▸ SOURCE RECORDS
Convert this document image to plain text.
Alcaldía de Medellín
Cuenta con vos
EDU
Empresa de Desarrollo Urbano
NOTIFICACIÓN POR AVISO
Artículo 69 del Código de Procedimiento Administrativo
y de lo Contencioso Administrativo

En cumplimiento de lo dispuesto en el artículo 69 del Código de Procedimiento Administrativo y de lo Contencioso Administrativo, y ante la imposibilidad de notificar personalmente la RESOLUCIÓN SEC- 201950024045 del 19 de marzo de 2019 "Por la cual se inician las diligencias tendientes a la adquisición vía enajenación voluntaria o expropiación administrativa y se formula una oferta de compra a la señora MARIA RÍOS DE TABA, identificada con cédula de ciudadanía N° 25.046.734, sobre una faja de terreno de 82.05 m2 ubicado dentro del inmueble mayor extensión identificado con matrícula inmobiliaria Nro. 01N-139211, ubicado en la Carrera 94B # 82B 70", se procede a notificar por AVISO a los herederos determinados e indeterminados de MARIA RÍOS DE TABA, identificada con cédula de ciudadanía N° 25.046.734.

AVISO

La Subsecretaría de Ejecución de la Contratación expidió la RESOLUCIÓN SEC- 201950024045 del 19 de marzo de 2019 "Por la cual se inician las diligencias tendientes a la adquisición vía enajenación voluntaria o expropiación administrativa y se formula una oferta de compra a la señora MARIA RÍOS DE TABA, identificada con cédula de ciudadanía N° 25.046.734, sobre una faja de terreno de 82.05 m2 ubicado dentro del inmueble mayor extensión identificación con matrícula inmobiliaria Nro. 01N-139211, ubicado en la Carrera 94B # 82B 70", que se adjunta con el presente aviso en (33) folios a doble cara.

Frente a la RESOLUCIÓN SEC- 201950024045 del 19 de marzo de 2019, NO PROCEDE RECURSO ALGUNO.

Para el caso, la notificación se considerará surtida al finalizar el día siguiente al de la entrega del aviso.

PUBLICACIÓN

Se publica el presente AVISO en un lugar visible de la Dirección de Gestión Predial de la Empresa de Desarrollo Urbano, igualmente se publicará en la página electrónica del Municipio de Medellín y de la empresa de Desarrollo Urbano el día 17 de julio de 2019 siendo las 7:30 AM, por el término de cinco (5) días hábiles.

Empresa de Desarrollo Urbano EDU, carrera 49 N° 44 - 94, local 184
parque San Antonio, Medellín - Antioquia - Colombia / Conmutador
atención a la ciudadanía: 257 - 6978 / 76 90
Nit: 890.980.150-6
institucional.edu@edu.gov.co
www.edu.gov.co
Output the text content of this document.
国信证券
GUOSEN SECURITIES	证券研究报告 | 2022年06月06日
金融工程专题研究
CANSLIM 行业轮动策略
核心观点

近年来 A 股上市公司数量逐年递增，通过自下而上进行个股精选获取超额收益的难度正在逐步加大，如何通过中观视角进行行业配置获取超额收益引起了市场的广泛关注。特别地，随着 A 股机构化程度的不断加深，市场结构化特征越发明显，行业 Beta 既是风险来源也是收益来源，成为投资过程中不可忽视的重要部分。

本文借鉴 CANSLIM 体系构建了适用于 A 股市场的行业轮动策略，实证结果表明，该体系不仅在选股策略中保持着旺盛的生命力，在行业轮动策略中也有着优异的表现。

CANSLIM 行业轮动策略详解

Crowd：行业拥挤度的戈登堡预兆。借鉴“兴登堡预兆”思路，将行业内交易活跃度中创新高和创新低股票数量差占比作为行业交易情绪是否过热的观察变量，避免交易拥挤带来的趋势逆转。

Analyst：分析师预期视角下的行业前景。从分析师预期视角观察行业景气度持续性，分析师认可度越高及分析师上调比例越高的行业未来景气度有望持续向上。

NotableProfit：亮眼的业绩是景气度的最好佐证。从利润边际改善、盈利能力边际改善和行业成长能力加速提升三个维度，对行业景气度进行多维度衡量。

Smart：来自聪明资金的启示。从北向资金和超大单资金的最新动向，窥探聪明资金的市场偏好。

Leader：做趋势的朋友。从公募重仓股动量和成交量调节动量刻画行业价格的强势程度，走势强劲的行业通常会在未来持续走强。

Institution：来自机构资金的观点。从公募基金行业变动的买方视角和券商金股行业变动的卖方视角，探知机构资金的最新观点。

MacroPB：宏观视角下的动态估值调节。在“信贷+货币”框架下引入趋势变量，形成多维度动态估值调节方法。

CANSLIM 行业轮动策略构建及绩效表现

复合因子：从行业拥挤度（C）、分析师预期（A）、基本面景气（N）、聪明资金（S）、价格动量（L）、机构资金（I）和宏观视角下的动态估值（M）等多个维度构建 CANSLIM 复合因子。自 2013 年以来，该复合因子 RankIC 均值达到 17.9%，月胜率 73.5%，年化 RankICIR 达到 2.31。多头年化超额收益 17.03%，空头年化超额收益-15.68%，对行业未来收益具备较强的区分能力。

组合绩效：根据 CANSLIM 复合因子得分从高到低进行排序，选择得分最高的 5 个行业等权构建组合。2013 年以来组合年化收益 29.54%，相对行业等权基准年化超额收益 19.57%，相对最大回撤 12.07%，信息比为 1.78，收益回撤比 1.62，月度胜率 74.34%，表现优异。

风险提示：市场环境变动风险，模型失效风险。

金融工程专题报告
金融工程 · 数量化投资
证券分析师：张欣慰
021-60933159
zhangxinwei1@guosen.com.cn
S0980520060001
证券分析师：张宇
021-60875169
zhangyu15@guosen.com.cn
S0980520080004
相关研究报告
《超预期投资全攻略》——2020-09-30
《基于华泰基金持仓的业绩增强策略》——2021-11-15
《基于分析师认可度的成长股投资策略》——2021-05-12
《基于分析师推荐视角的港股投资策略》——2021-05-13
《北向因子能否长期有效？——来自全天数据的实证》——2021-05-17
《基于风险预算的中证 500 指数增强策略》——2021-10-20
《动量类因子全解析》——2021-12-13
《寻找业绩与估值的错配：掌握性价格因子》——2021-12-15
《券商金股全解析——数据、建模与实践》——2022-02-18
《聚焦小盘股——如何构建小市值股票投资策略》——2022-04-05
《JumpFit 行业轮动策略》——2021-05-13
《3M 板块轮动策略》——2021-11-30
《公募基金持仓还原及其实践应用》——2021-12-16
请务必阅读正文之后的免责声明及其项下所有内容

▸ SHORT TASK
Write out all of the records once more, exactly.

▸ RESPONSE BELOW
Convert this document image to plain text.
Alcaldía de Medellín
Cuenta con vos
EDU
Empresa de Desarrollo Urbano
NOTIFICACIÓN POR AVISO
Artículo 69 del Código de Procedimiento Administrativo
y de lo Contencioso Administrativo

En cumplimiento de lo dispuesto en el artículo 69 del Código de Procedimiento Administrativo y de lo Contencioso Administrativo, y ante la imposibilidad de notificar personalmente la RESOLUCIÓN SEC- 201950024045 del 19 de marzo de 2019 "Por la cual se inician las diligencias tendientes a la adquisición vía enajenación voluntaria o expropiación administrativa y se formula una oferta de compra a la señora MARIA RÍOS DE TABA, identificada con cédula de ciudadanía N° 25.046.734, sobre una faja de terreno de 82.05 m2 ubicado dentro del inmueble mayor extensión identificado con matrícula inmobiliaria Nro. 01N-139211, ubicado en la Carrera 94B # 82B 70", se procede a notificar por AVISO a los herederos determinados e indeterminados de MARIA RÍOS DE TABA, identificada con cédula de ciudadanía N° 25.046.734.

AVISO

La Subsecretaría de Ejecución de la Contratación expidió la RESOLUCIÓN SEC- 201950024045 del 19 de marzo de 2019 "Por la cual se inician las diligencias tendientes a la adquisición vía enajenación voluntaria o expropiación administrativa y se formula una oferta de compra a la señora MARIA RÍOS DE TABA, identificada con cédula de ciudadanía N° 25.046.734, sobre una faja de terreno de 82.05 m2 ubicado dentro del inmueble mayor extensión identificación con matrícula inmobiliaria Nro. 01N-139211, ubicado en la Carrera 94B # 82B 70", que se adjunta con el presente aviso en (33) folios a doble cara.

Frente a la RESOLUCIÓN SEC- 201950024045 del 19 de marzo de 2019, NO PROCEDE RECURSO ALGUNO.

Para el caso, la notificación se considerará surtida al finalizar el día siguiente al de la entrega del aviso.

PUBLICACIÓN

Se publica el presente AVISO en un lugar visible de la Dirección de Gestión Predial de la Empresa de Desarrollo Urbano, igualmente se publicará en la página electrónica del Municipio de Medellín y de la empresa de Desarrollo Urbano el día 17 de julio de 2019 siendo las 7:30 AM, por el término de cinco (5) días hábiles.

Empresa de Desarrollo Urbano EDU, carrera 49 N° 44 - 94, local 184
parque San Antonio, Medellín - Antioquia - Colombia / Conmutador
atención a la ciudadanía: 257 - 6978 / 76 90
Nit: 890.980.150-6
institucional.edu@edu.gov.co
www.edu.gov.co
Output the text content of this document.
国信证券
GUOSEN SECURITIES	证券研究报告 | 2022年06月06日
金融工程专题研究
CANSLIM 行业轮动策略
核心观点

近年来 A 股上市公司数量逐年递增，通过自下而上进行个股精选获取超额收益的难度正在逐步加大，如何通过中观视角进行行业配置获取超额收益引起了市场的广泛关注。特别地，随着 A 股机构化程度的不断加深，市场结构化特征越发明显，行业 Beta 既是风险来源也是收益来源，成为投资过程中不可忽视的重要部分。

本文借鉴 CANSLIM 体系构建了适用于 A 股市场的行业轮动策略，实证结果表明，该体系不仅在选股策略中保持着旺盛的生命力，在行业轮动策略中也有着优异的表现。

CANSLIM 行业轮动策略详解

Crowd：行业拥挤度的戈登堡预兆。借鉴“兴登堡预兆”思路，将行业内交易活跃度中创新高和创新低股票数量差占比作为行业交易情绪是否过热的观察变量，避免交易拥挤带来的趋势逆转。

Analyst：分析师预期视角下的行业前景。从分析师预期视角观察行业景气度持续性，分析师认可度越高及分析师上调比例越高的行业未来景气度有望持续向上。

NotableProfit：亮眼的业绩是景气度的最好佐证。从利润边际改善、盈利能力边际改善和行业成长能力加速提升三个维度，对行业景气度进行多维度衡量。

Smart：来自聪明资金的启示。从北向资金和超大单资金的最新动向，窥探聪明资金的市场偏好。

Leader：做趋势的朋友。从公募重仓股动量和成交量调节动量刻画行业价格的强势程度，走势强劲的行业通常会在未来持续走强。

Institution：来自机构资金的观点。从公募基金行业变动的买方视角和券商金股行业变动的卖方视角，探知机构资金的最新观点。

MacroPB：宏观视角下的动态估值调节。在“信贷+货币”框架下引入趋势变量，形成多维度动态估值调节方法。

CANSLIM 行业轮动策略构建及绩效表现

复合因子：从行业拥挤度（C）、分析师预期（A）、基本面景气（N）、聪明资金（S）、价格动量（L）、机构资金（I）和宏观视角下的动态估值（M）等多个维度构建 CANSLIM 复合因子。自 2013 年以来，该复合因子 RankIC 均值达到 17.9%，月胜率 73.5%，年化 RankICIR 达到 2.31。多头年化超额收益 17.03%，空头年化超额收益-15.68%，对行业未来收益具备较强的区分能力。

组合绩效：根据 CANSLIM 复合因子得分从高到低进行排序，选择得分最高的 5 个行业等权构建组合。2013 年以来组合年化收益 29.54%，相对行业等权基准年化超额收益 19.57%，相对最大回撤 12.07%，信息比为 1.78，收益回撤比 1.62，月度胜率 74.34%，表现优异。

风险提示：市场环境变动风险，模型失效风险。

金融工程专题报告
金融工程 · 数量化投资
证券分析师：张欣慰
021-60933159
zhangxinwei1@guosen.com.cn
S0980520060001
证券分析师：张宇
021-60875169
zhangyu15@guosen.com.cn
S0980520080004
相关研究报告
《超预期投资全攻略》——2020-09-30
《基于华泰基金持仓的业绩增强策略》——2021-11-15
《基于分析师认可度的成长股投资策略》——2021-05-12
《基于分析师推荐视角的港股投资策略》——2021-05-13
《北向因子能否长期有效？——来自全天数据的实证》——2021-05-17
《基于风险预算的中证 500 指数增强策略》——2021-10-20
《动量类因子全解析》——2021-12-13
《寻找业绩与估值的错配：掌握性价格因子》——2021-12-15
《券商金股全解析——数据、建模与实践》——2022-02-18
《聚焦小盘股——如何构建小市值股票投资策略》——2022-04-05
《JumpFit 行业轮动策略》——2021-05-13
《3M 板块轮动策略》——2021-11-30
《公募基金持仓还原及其实践应用》——2021-12-16
请务必阅读正文之后的免责声明及其项下所有内容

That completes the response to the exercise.